TO DO — Locate and copy each line in the data that contains the word "Colombia".

# # # # #

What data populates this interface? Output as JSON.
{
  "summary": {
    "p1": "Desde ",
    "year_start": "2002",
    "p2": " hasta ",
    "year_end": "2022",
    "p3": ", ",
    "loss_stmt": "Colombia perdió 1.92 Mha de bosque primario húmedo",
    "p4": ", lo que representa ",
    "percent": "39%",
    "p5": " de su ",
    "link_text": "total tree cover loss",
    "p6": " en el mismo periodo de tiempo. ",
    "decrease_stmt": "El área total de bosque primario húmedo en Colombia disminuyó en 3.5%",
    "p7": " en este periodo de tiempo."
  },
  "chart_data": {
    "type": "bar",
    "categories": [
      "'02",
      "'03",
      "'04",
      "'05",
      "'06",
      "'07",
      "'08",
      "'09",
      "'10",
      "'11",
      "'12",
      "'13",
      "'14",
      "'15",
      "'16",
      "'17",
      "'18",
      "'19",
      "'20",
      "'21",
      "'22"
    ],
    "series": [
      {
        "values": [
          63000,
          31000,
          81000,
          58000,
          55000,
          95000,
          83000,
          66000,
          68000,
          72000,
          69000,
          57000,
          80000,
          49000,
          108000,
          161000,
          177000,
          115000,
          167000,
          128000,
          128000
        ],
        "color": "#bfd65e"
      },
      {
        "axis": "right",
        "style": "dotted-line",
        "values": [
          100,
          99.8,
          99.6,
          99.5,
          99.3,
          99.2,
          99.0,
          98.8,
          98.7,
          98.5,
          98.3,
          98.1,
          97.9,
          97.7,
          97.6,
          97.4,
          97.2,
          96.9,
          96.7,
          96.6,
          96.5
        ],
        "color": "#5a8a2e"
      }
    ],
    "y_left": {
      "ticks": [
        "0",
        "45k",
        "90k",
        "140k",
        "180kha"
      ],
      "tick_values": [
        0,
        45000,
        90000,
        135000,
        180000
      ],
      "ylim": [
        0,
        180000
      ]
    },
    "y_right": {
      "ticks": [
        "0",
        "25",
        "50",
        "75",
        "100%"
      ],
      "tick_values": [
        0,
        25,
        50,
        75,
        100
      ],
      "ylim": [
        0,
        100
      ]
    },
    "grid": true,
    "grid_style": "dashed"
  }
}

# # # # #

COMPLETE ANSWER —
    "loss_stmt": "Colombia perdió 1.92 Mha de bosque primario húmedo",
    "decrease_stmt": "El área total de bosque primario húmedo en Colombia disminuyó en 3.5%",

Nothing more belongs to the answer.